**Your goal:** Collect every line in the records below that contains the word "Ярмарком".

**Records for the task:**
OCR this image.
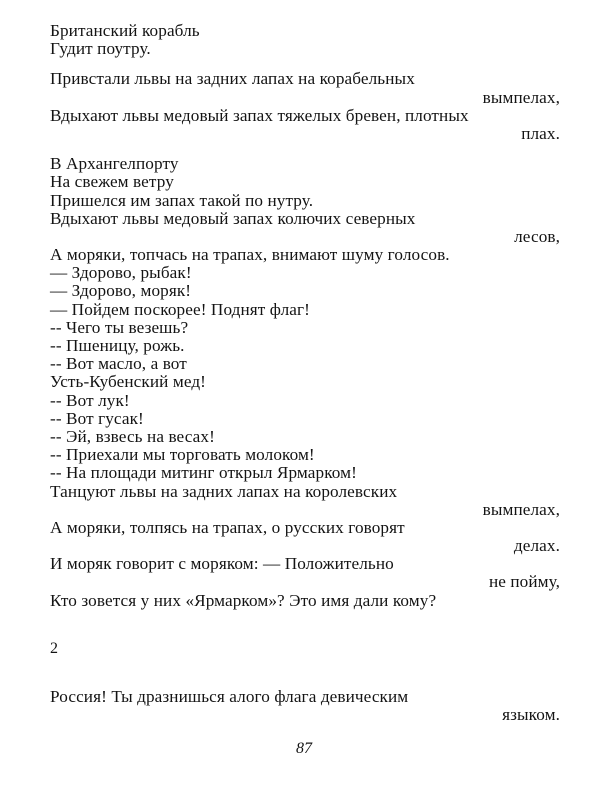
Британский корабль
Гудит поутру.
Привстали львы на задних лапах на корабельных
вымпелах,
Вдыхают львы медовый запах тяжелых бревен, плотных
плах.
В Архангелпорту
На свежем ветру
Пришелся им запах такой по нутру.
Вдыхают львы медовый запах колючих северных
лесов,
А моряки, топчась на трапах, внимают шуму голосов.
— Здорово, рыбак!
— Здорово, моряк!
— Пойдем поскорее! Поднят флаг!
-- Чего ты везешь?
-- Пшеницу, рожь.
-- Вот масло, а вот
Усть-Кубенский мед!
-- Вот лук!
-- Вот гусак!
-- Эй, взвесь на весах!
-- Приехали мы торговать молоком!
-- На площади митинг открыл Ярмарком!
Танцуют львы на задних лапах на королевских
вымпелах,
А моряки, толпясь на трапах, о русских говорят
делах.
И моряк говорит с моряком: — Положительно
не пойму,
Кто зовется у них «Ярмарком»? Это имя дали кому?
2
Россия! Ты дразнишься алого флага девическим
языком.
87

**Exercise response:**
-- На площади митинг открыл Ярмарком!
Кто зовется у них «Ярмарком»? Это имя дали кому?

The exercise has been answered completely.